Saved entries
========

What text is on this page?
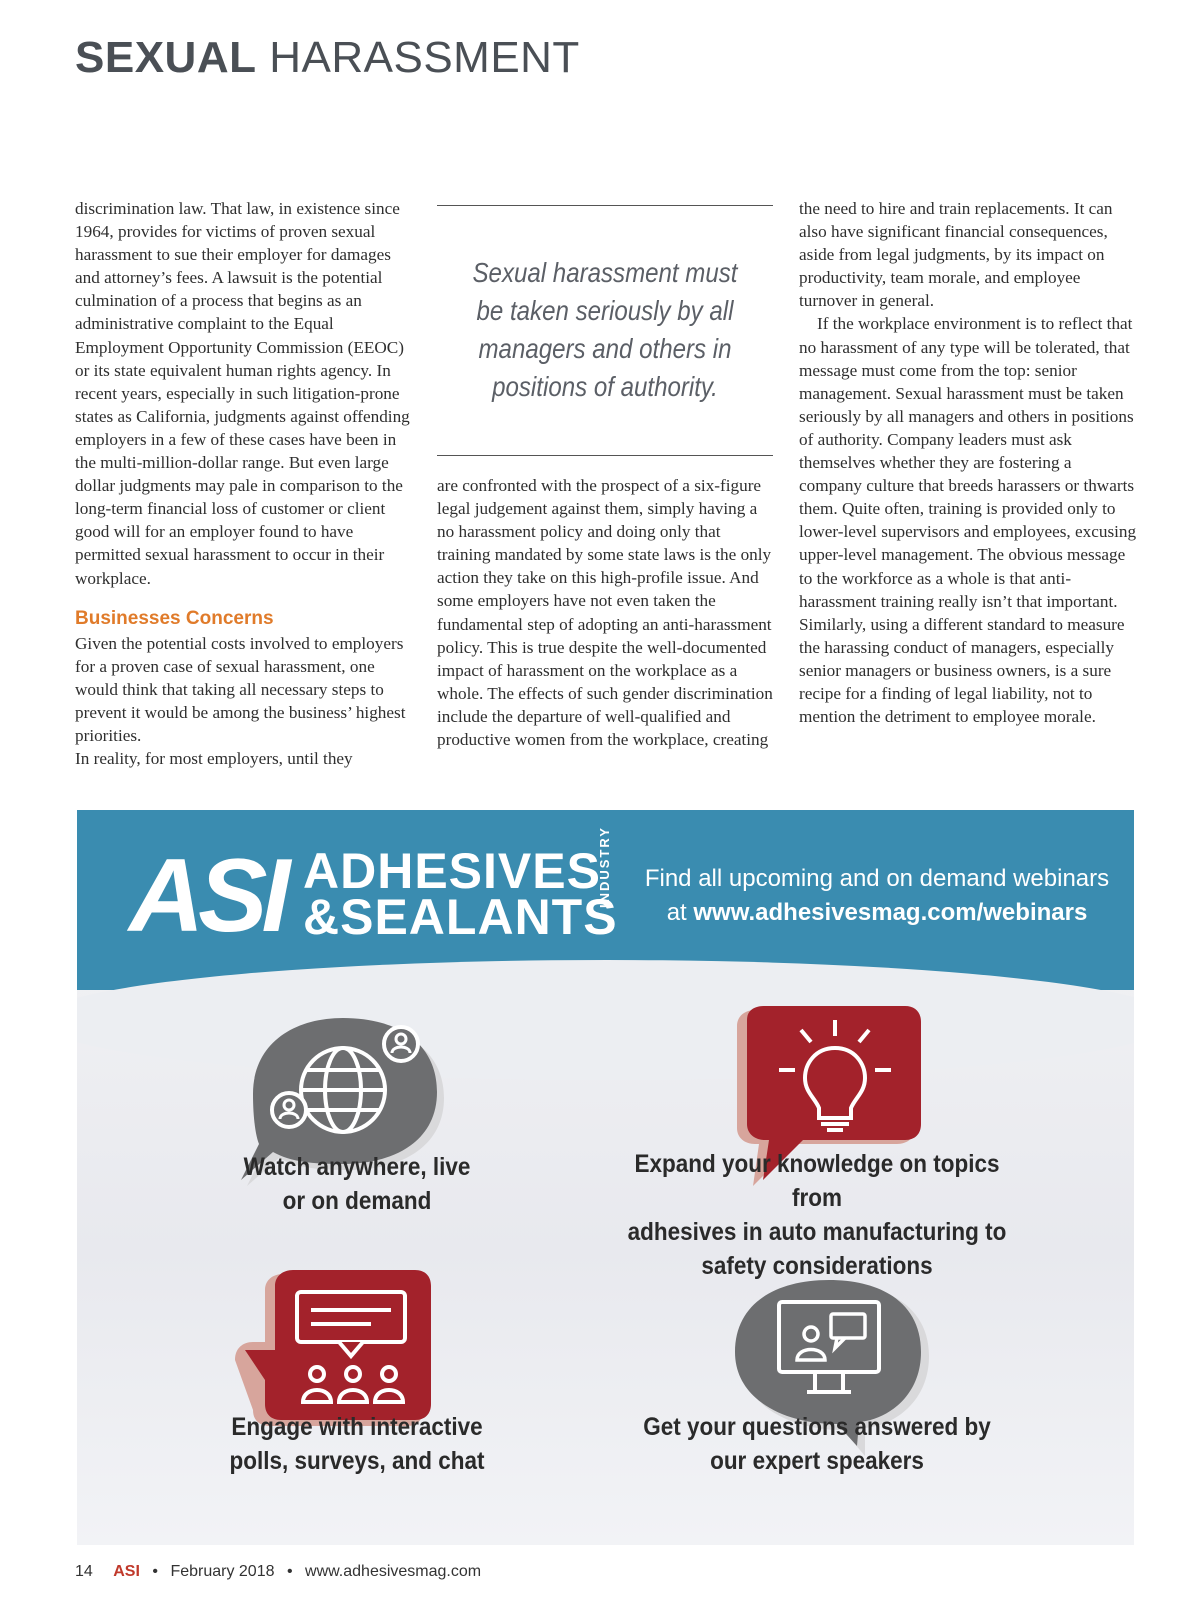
SEXUAL HARASSMENT

discrimination law. That law, in existence since 1964, provides for victims of proven sexual harassment to sue their employer for damages and attorney’s fees. A lawsuit is the potential culmination of a process that begins as an administrative complaint to the Equal Employment Opportunity Commission (EEOC) or its state equivalent human rights agency. In recent years, especially in such litigation-prone states as California, judgments against offending employers in a few of these cases have been in the multi-million-dollar range. But even large dollar judgments may pale in comparison to the long-term financial loss of customer or client good will for an employer found to have permitted sexual harassment to occur in their workplace.

Businesses Concerns

Given the potential costs involved to employers for a proven case of sexual harassment, one would think that taking all necessary steps to prevent it would be among the business’ highest priorities.

In reality, for most employers, until they

Sexual harassment must be taken seriously by all managers and others in positions of authority.

are confronted with the prospect of a six-figure legal judgement against them, simply having a no harassment policy and doing only that training mandated by some state laws is the only action they take on this high-profile issue. And some employers have not even taken the fundamental step of adopting an anti-harassment policy. This is true despite the well-documented impact of harassment on the workplace as a whole. The effects of such gender discrimination include the departure of well-qualified and productive women from the workplace, creating

the need to hire and train replacements. It can also have significant financial consequences, aside from legal judgments, by its impact on productivity, team morale, and employee turnover in general.

If the workplace environment is to reflect that no harassment of any type will be tolerated, that message must come from the top: senior management. Sexual harassment must be taken seriously by all managers and others in positions of authority. Company leaders must ask themselves whether they are fostering a company culture that breeds harassers or thwarts them. Quite often, training is provided only to lower-level supervisors and employees, excusing upper-level management. The obvious message to the workforce as a whole is that anti-harassment training really isn’t that important. Similarly, using a different standard to measure the harassing conduct of managers, especially senior managers or business owners, is a sure recipe for a finding of legal liability, not to mention the detriment to employee morale.

ASI ADHESIVES
&SEALANTS
INDUSTRY	Find all upcoming and on demand webinars
at www.adhesivesmag.com/webinars
Watch anywhere, live
or on demand
Expand your knowledge on topics from
adhesives in auto manufacturing to
safety considerations
Engage with interactive
polls, surveys, and chat
Get your questions answered by
our expert speakers
14 ASI • February 2018 • www.adhesivesmag.com
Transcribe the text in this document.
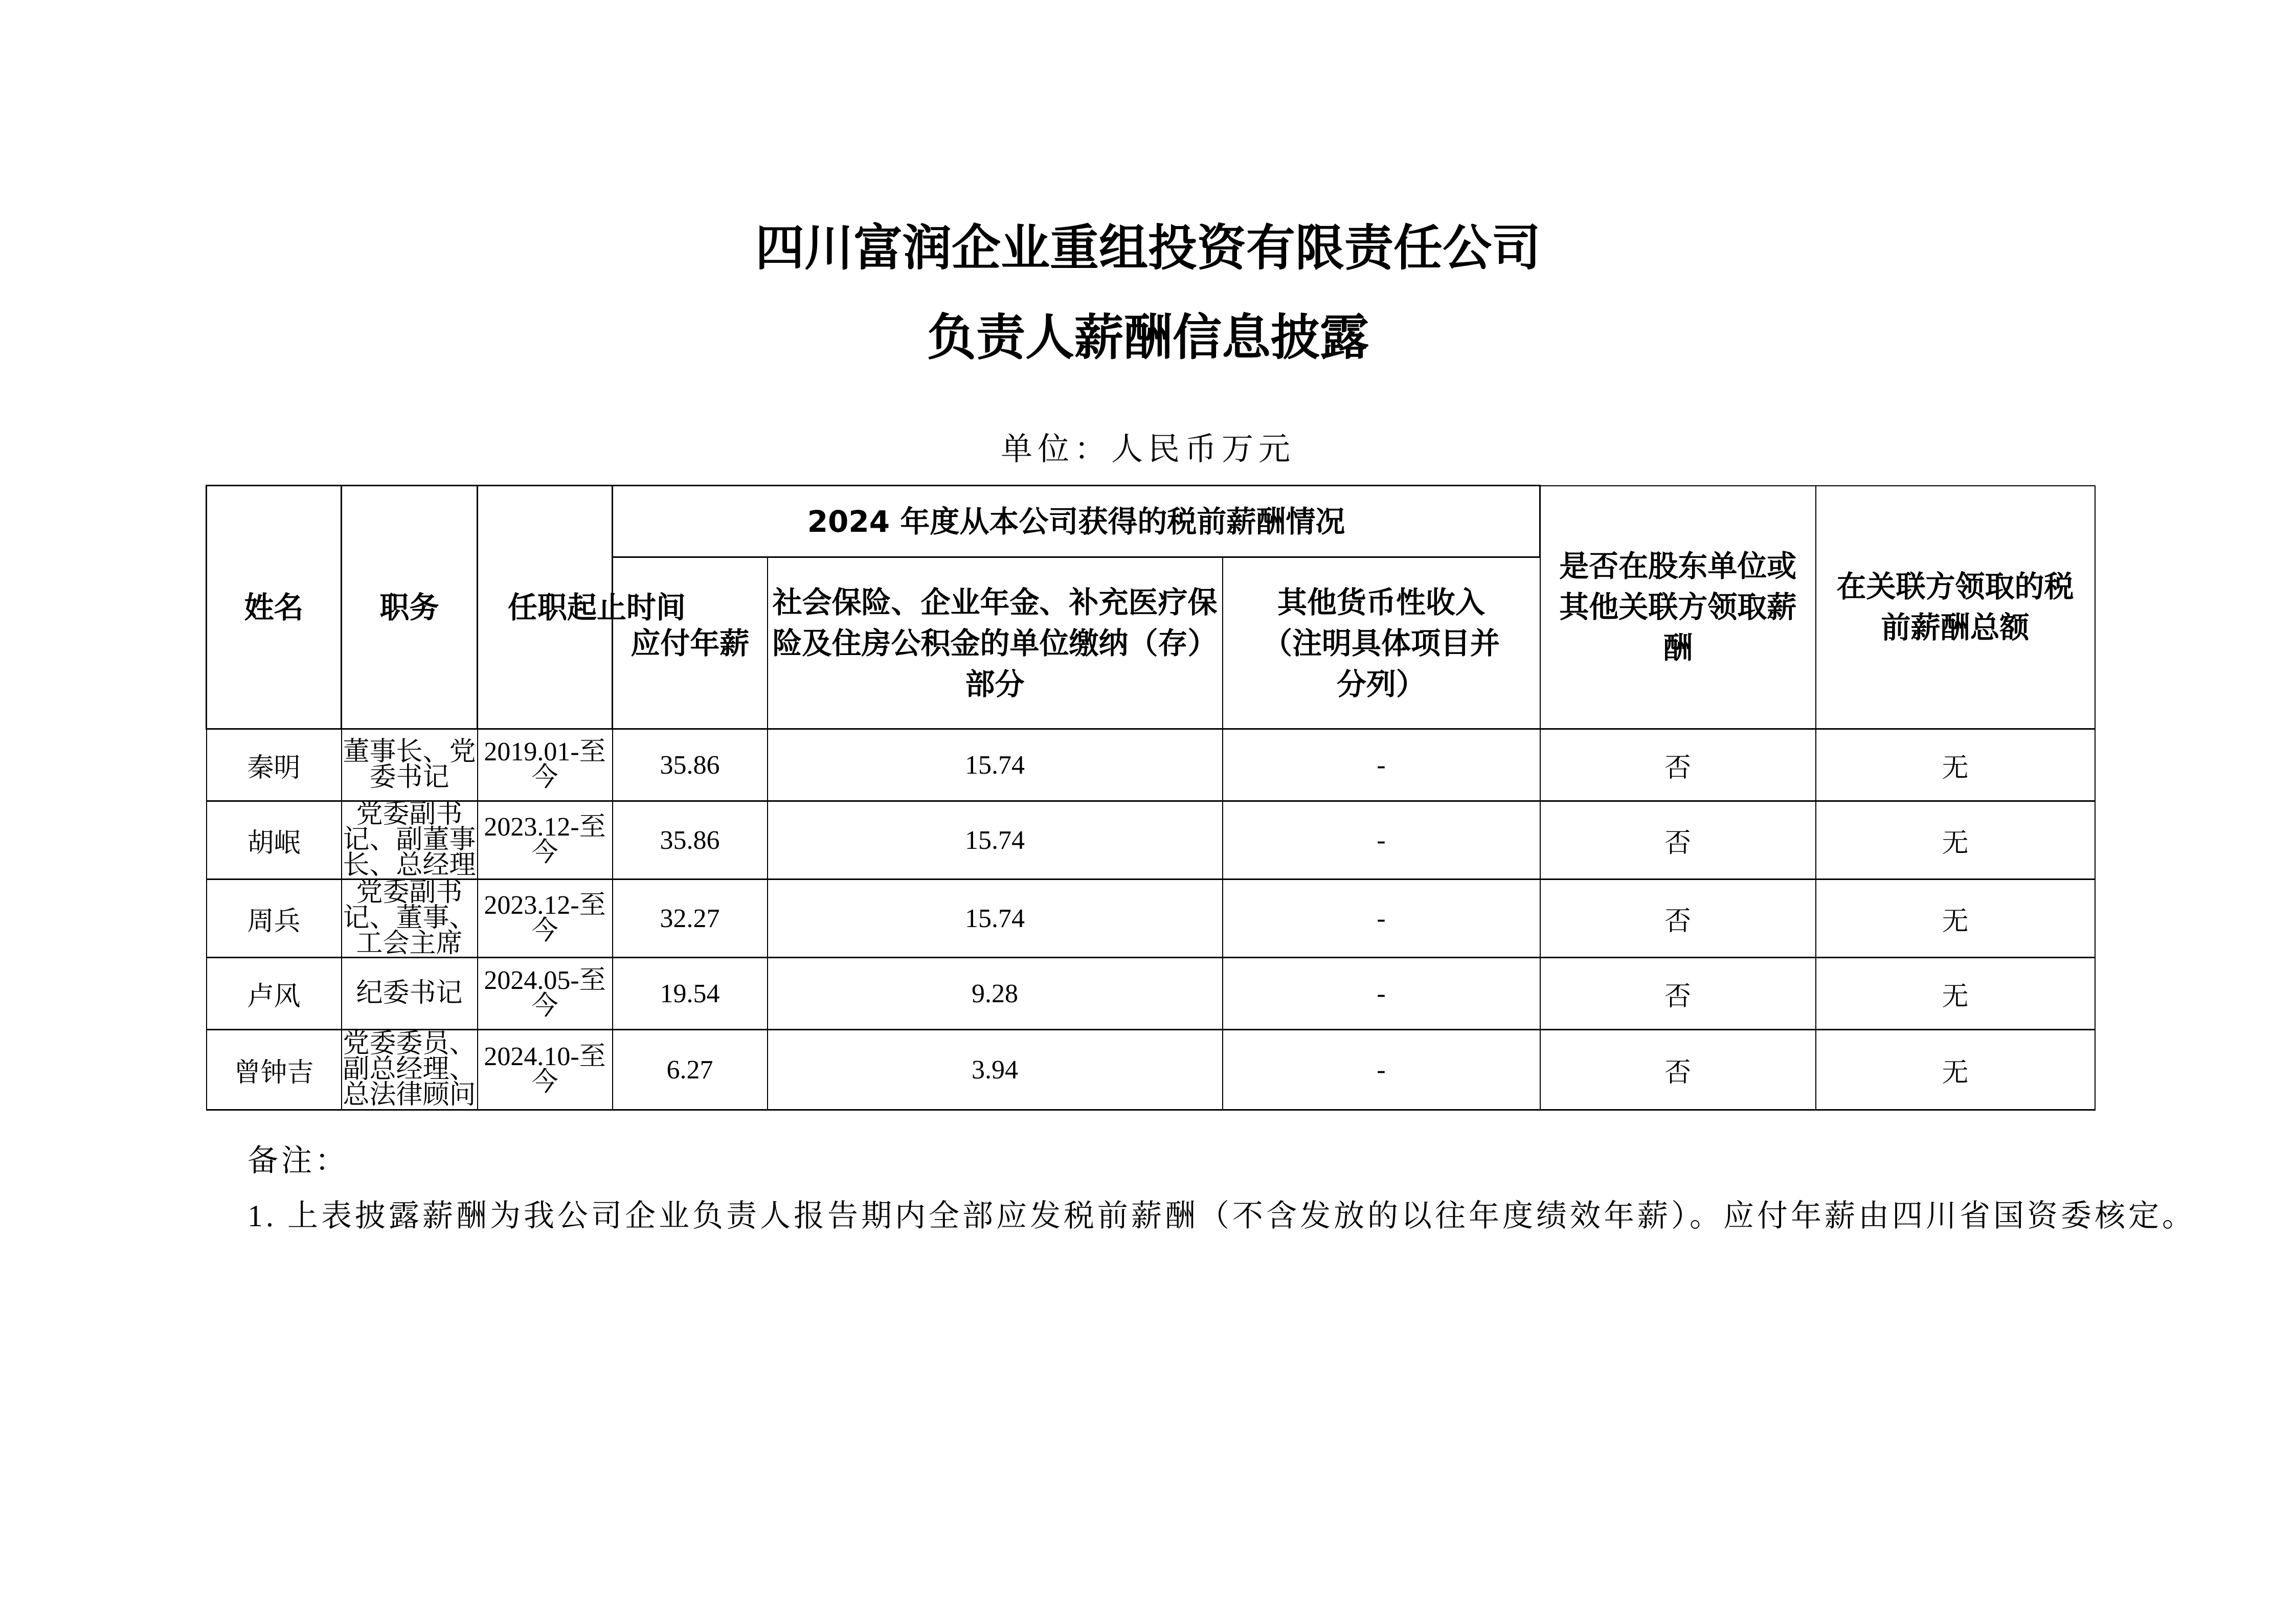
四川富润企业重组投资有限责任公司
负责人薪酬信息披露
单位：人民币万元
姓名	职务	任职起止时间	2024 年度从本公司获得的税前薪酬情况			是否在股东单位或其他关联方领取薪酬	在关联方领取的税前薪酬总额

			应付年薪	社会保险、企业年金、补充医疗保险及住房公积金的单位缴纳（存）部分	其他货币性收入（注明具体项目并分列）		

秦明	董事长、党委书记	2019.01-至今	35.86	15.74	-	否	无
胡岷	党委副书记、副董事长、总经理	2023.12-至今	35.86	15.74	-	否	无
周兵	党委副书记、董事、工会主席	2023.12-至今	32.27	15.74	-	否	无
卢风	纪委书记	2024.05-至今	19.54	9.28	-	否	无
曾钟吉	党委委员、副总经理、总法律顾问	2024.10-至今	6.27	3.94	-	否	无
备注：
1. 上表披露薪酬为我公司企业负责人报告期内全部应发税前薪酬（不含发放的以往年度绩效年薪）。应付年薪由四川省国资委核定。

========

• _Task statement_
Pictures in the records should not appear in your copy, but everything else must be transcribed exactly.

• _Result for this exercise_
What text is on this page?
SEXUAL HARASSMENT

discrimination law. That law, in existence since 1964, provides for victims of proven sexual harassment to sue their employer for damages and attorney’s fees. A lawsuit is the potential culmination of a process that begins as an administrative complaint to the Equal Employment Opportunity Commission (EEOC) or its state equivalent human rights agency. In recent years, especially in such litigation-prone states as California, judgments against offending employers in a few of these cases have been in the multi-million-dollar range. But even large dollar judgments may pale in comparison to the long-term financial loss of customer or client good will for an employer found to have permitted sexual harassment to occur in their workplace.

Businesses Concerns

Given the potential costs involved to employers for a proven case of sexual harassment, one would think that taking all necessary steps to prevent it would be among the business’ highest priorities.

In reality, for most employers, until they

Sexual harassment must be taken seriously by all managers and others in positions of authority.

are confronted with the prospect of a six-figure legal judgement against them, simply having a no harassment policy and doing only that training mandated by some state laws is the only action they take on this high-profile issue. And some employers have not even taken the fundamental step of adopting an anti-harassment policy. This is true despite the well-documented impact of harassment on the workplace as a whole. The effects of such gender discrimination include the departure of well-qualified and productive women from the workplace, creating

the need to hire and train replacements. It can also have significant financial consequences, aside from legal judgments, by its impact on productivity, team morale, and employee turnover in general.

If the workplace environment is to reflect that no harassment of any type will be tolerated, that message must come from the top: senior management. Sexual harassment must be taken seriously by all managers and others in positions of authority. Company leaders must ask themselves whether they are fostering a company culture that breeds harassers or thwarts them. Quite often, training is provided only to lower-level supervisors and employees, excusing upper-level management. The obvious message to the workforce as a whole is that anti-harassment training really isn’t that important. Similarly, using a different standard to measure the harassing conduct of managers, especially senior managers or business owners, is a sure recipe for a finding of legal liability, not to mention the detriment to employee morale.

ASI ADHESIVES
&SEALANTS
INDUSTRY	Find all upcoming and on demand webinars
at www.adhesivesmag.com/webinars
Watch anywhere, live
or on demand
Expand your knowledge on topics from
adhesives in auto manufacturing to
safety considerations
Engage with interactive
polls, surveys, and chat
Get your questions answered by
our expert speakers
14 ASI • February 2018 • www.adhesivesmag.com
Transcribe the text in this document.
四川富润企业重组投资有限责任公司
负责人薪酬信息披露
单位：人民币万元
姓名	职务	任职起止时间	2024 年度从本公司获得的税前薪酬情况			是否在股东单位或其他关联方领取薪酬	在关联方领取的税前薪酬总额

			应付年薪	社会保险、企业年金、补充医疗保险及住房公积金的单位缴纳（存）部分	其他货币性收入（注明具体项目并分列）		

秦明	董事长、党委书记	2019.01-至今	35.86	15.74	-	否	无
胡岷	党委副书记、副董事长、总经理	2023.12-至今	35.86	15.74	-	否	无
周兵	党委副书记、董事、工会主席	2023.12-至今	32.27	15.74	-	否	无
卢风	纪委书记	2024.05-至今	19.54	9.28	-	否	无
曾钟吉	党委委员、副总经理、总法律顾问	2024.10-至今	6.27	3.94	-	否	无
备注：
1. 上表披露薪酬为我公司企业负责人报告期内全部应发税前薪酬（不含发放的以往年度绩效年薪）。应付年薪由四川省国资委核定。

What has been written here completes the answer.